Page extract:
____________

While this text is about Jacob (Israel) and Esau in its initial context, today it speaks to me of Israel and Palestine. Another text that speaks to me is:

Exodus 23:9 You shall not oppress a resident alien; you know the heart of an alien, for you were aliens in the land of Egypt. 

In both of these texts the moral agency is placed on Israel in my reading. Israel should know better. This is why I am so aggrieved with Prime Minister Netanyahu's response to President Obama's recent speech on the Middle East, rejecting the 1967 boundaries of Israel out of hand as "indefensible." They who have been hunted to the brink of extinction have been commanded not to turn around and do the same thing to anyone else. Particularly if they see themselves as a Jewish state for whom the bible is scripture.

____________

Brief A:
Please write out the commentary from "Exodus 23:9 You shall" to "bible is scripture.".
Brief B:
According to the commentary, what did Prime Minister Netanyahu reject as "indefensible"?
Work only from the commentary above.

Rows:
____________

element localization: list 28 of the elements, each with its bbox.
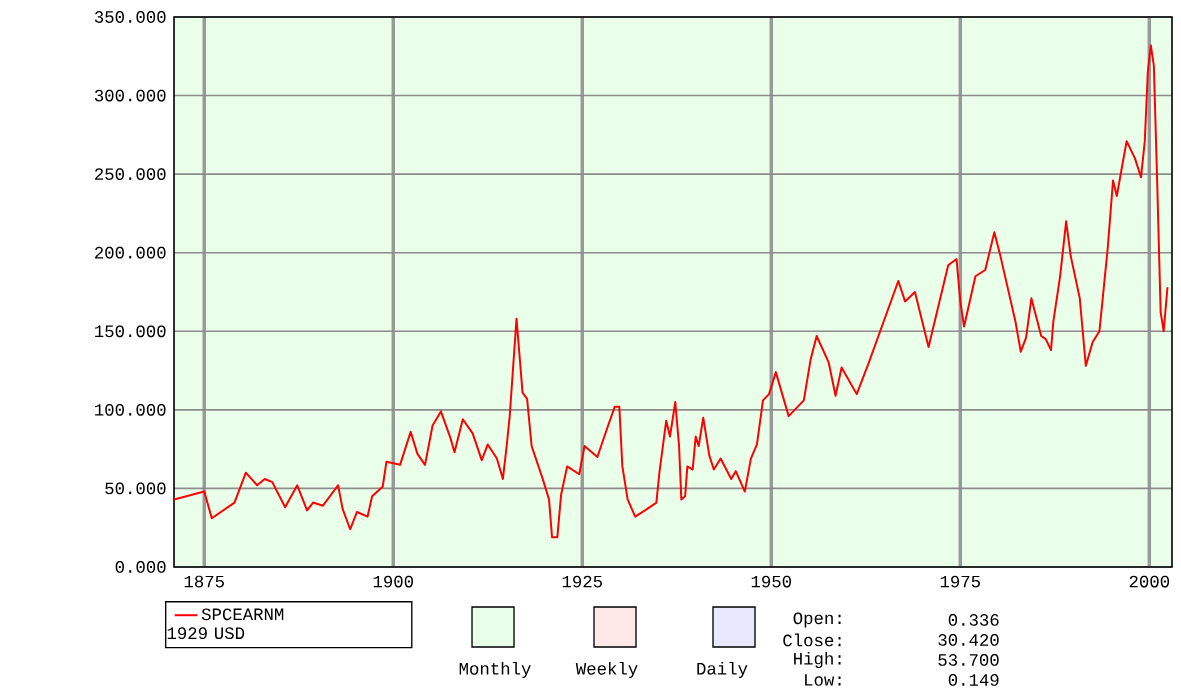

____________

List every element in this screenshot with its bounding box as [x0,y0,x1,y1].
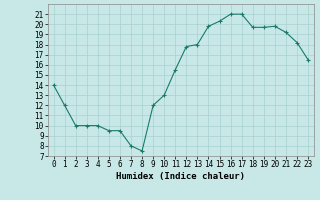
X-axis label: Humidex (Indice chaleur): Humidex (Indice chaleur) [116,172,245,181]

____________

Expected answer A:
Exodus 23:9 You shall not oppress a resident alien; you know the heart of an alien, for you were aliens in the land of Egypt. 

In both of these texts the moral agency is placed on Israel in my reading. Israel should know better. This is why I am so aggrieved with Prime Minister Netanyahu's response to President Obama's recent speech on the Middle East, rejecting the 1967 boundaries of Israel out of hand as "indefensible." They who have been hunted to the brink of extinction have been commanded not to turn around and do the same thing to anyone else. Particularly if they see themselves as a Jewish state for whom the bible is scripture.

Expected answer B:
The 1967 boundaries of Israel.